Dataset listings of figures

+ + + + +

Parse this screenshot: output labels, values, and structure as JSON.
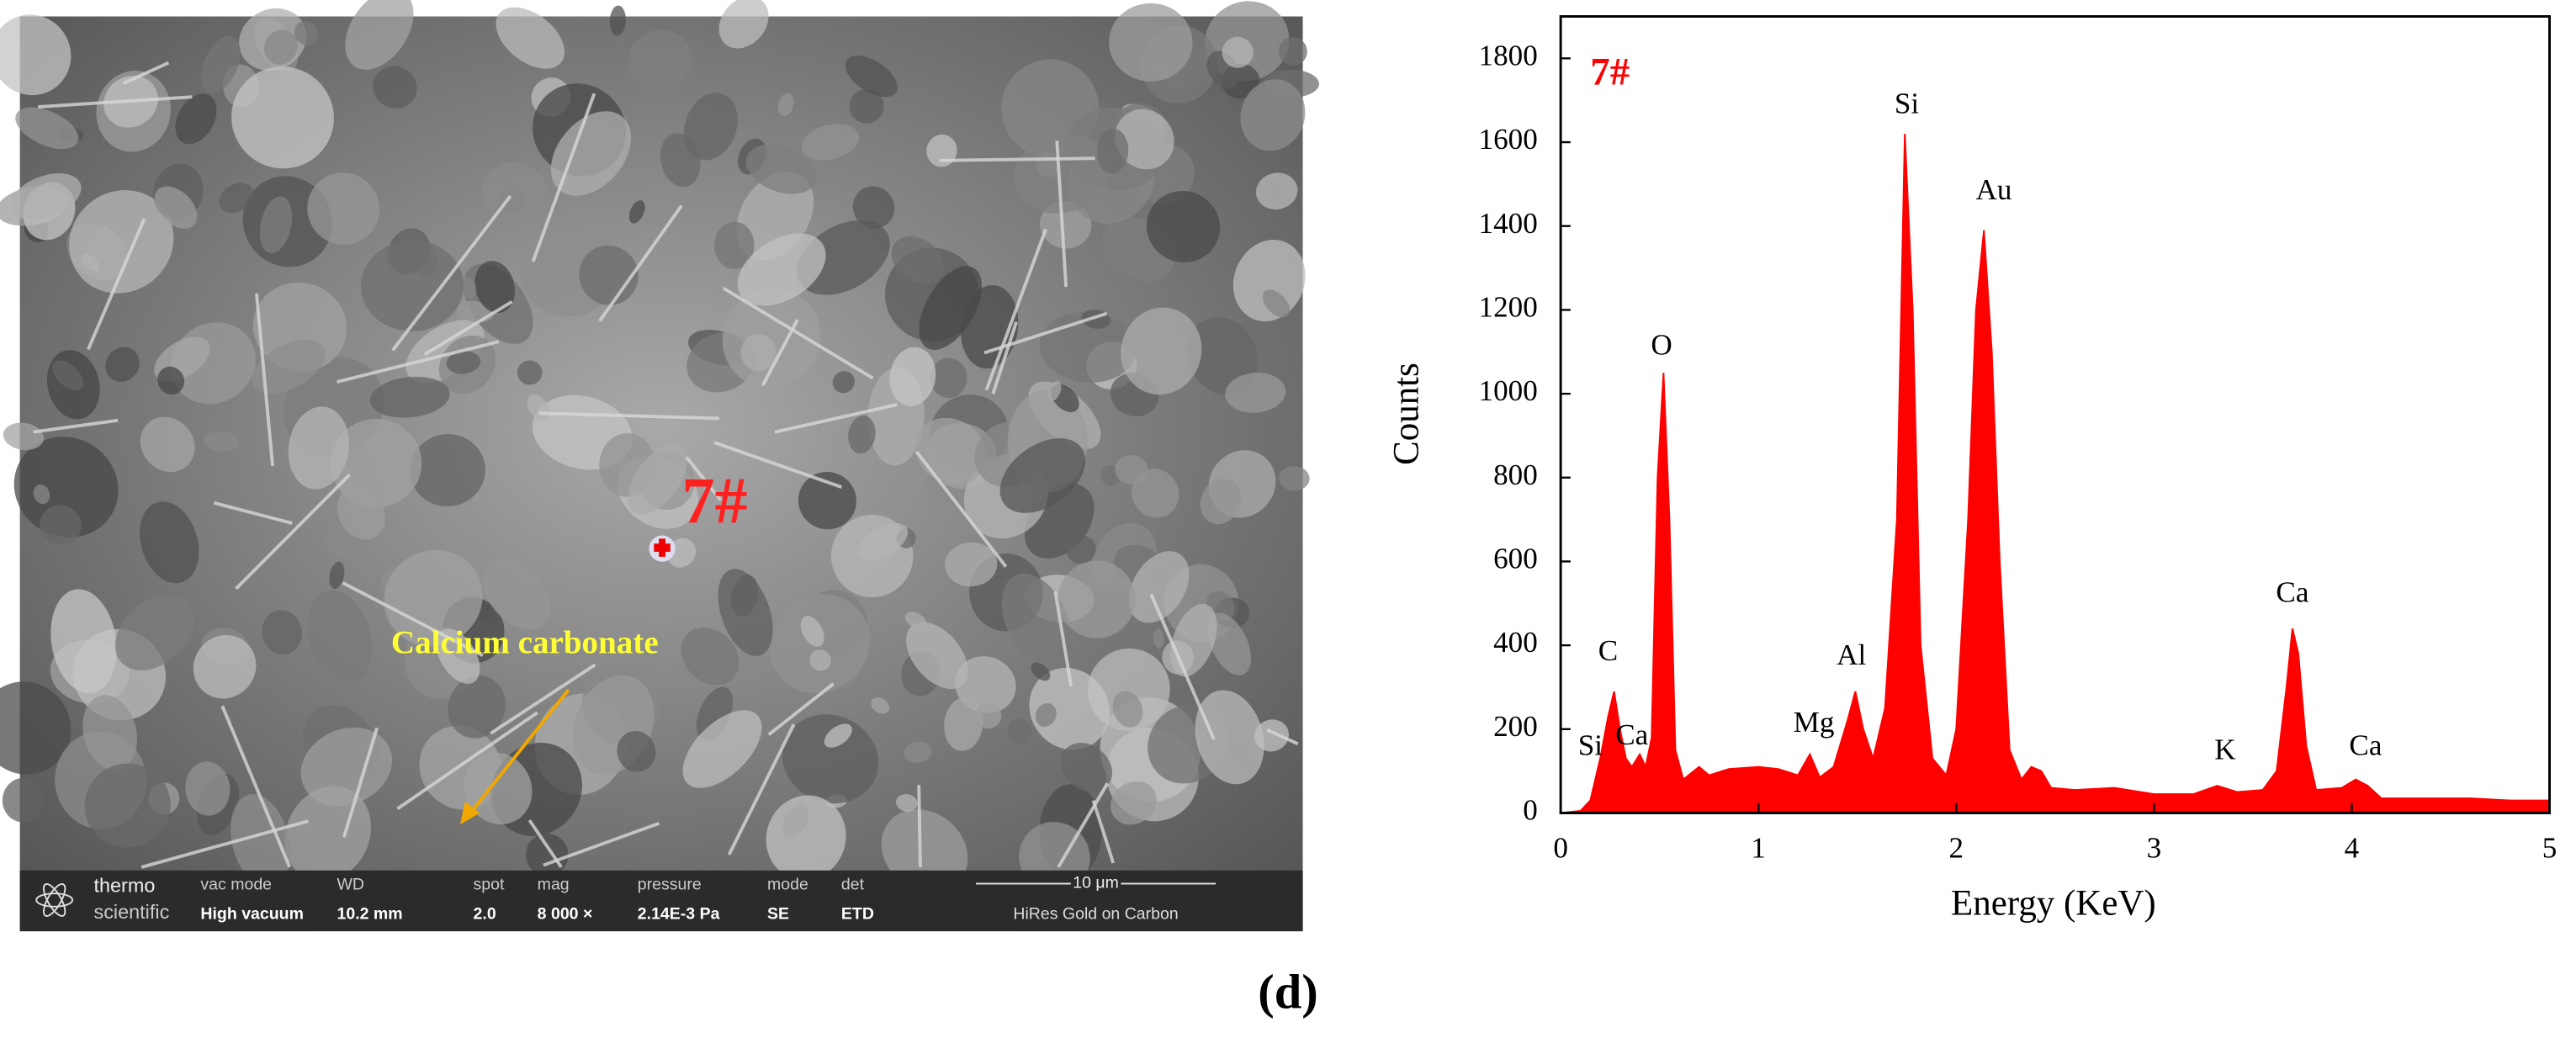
{
  "chart_data": {
    "type": "area",
    "sample_label": "7#",
    "xlabel": "Energy (KeV)",
    "ylabel": "Counts",
    "color": "#ff0000",
    "x": [
      0,
      0.1,
      0.15,
      0.2,
      0.24,
      0.27,
      0.3,
      0.33,
      0.36,
      0.4,
      0.43,
      0.46,
      0.49,
      0.52,
      0.55,
      0.58,
      0.62,
      0.7,
      0.75,
      0.85,
      1.0,
      1.1,
      1.2,
      1.26,
      1.31,
      1.38,
      1.45,
      1.49,
      1.53,
      1.58,
      1.64,
      1.7,
      1.74,
      1.78,
      1.82,
      1.88,
      1.95,
      2.0,
      2.06,
      2.1,
      2.14,
      2.18,
      2.22,
      2.27,
      2.33,
      2.38,
      2.43,
      2.48,
      2.6,
      2.8,
      3.0,
      3.2,
      3.32,
      3.42,
      3.55,
      3.62,
      3.67,
      3.7,
      3.73,
      3.77,
      3.82,
      3.95,
      4.02,
      4.08,
      4.15,
      4.3,
      4.6,
      4.8,
      5.0
    ],
    "values": [
      0,
      5,
      30,
      130,
      230,
      290,
      200,
      130,
      110,
      140,
      110,
      180,
      800,
      1050,
      700,
      150,
      80,
      110,
      90,
      105,
      110,
      105,
      90,
      140,
      85,
      110,
      220,
      290,
      200,
      130,
      250,
      700,
      1620,
      1200,
      400,
      130,
      90,
      200,
      700,
      1200,
      1390,
      1100,
      600,
      150,
      80,
      110,
      100,
      60,
      55,
      60,
      45,
      45,
      65,
      50,
      55,
      100,
      300,
      440,
      380,
      160,
      55,
      60,
      80,
      65,
      35,
      35,
      35,
      30,
      30
    ],
    "annotations": [
      {
        "text": "Si",
        "x": 0.15,
        "y": 155
      },
      {
        "text": "Ca",
        "x": 0.36,
        "y": 180
      },
      {
        "text": "C",
        "x": 0.24,
        "y": 380
      },
      {
        "text": "O",
        "x": 0.51,
        "y": 1110
      },
      {
        "text": "Mg",
        "x": 1.28,
        "y": 210
      },
      {
        "text": "Al",
        "x": 1.47,
        "y": 370
      },
      {
        "text": "Si",
        "x": 1.75,
        "y": 1685
      },
      {
        "text": "Au",
        "x": 2.19,
        "y": 1480
      },
      {
        "text": "K",
        "x": 3.36,
        "y": 145
      },
      {
        "text": "Ca",
        "x": 3.7,
        "y": 520
      },
      {
        "text": "Ca",
        "x": 4.07,
        "y": 155
      }
    ],
    "xlim": [
      0,
      5
    ],
    "xticks": [
      0,
      1,
      2,
      3,
      4,
      5
    ],
    "ylim": [
      0,
      1900
    ],
    "yticks": [
      0,
      200,
      400,
      600,
      800,
      1000,
      1200,
      1400,
      1600,
      1800
    ]
  },
  "sem_image": {
    "point_label": "7#",
    "arrow_label": "Calcium carbonate",
    "logo": [
      "thermo",
      "scientific"
    ],
    "info": [
      {
        "key": "vac mode",
        "val": "High vacuum"
      },
      {
        "key": "WD",
        "val": "10.2 mm"
      },
      {
        "key": "spot",
        "val": "2.0"
      },
      {
        "key": "mag",
        "val": "8 000 ×"
      },
      {
        "key": "pressure",
        "val": "2.14E-3 Pa"
      },
      {
        "key": "mode",
        "val": "SE"
      },
      {
        "key": "det",
        "val": "ETD"
      }
    ],
    "scale_bar": "10 μm",
    "coating": "HiRes Gold on Carbon"
  },
  "caption": "(d)"
}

+ + + + +

Collect from the data above every line that includes "values".

Parse this screenshot: output labels, values, and structure as JSON.
    "values": [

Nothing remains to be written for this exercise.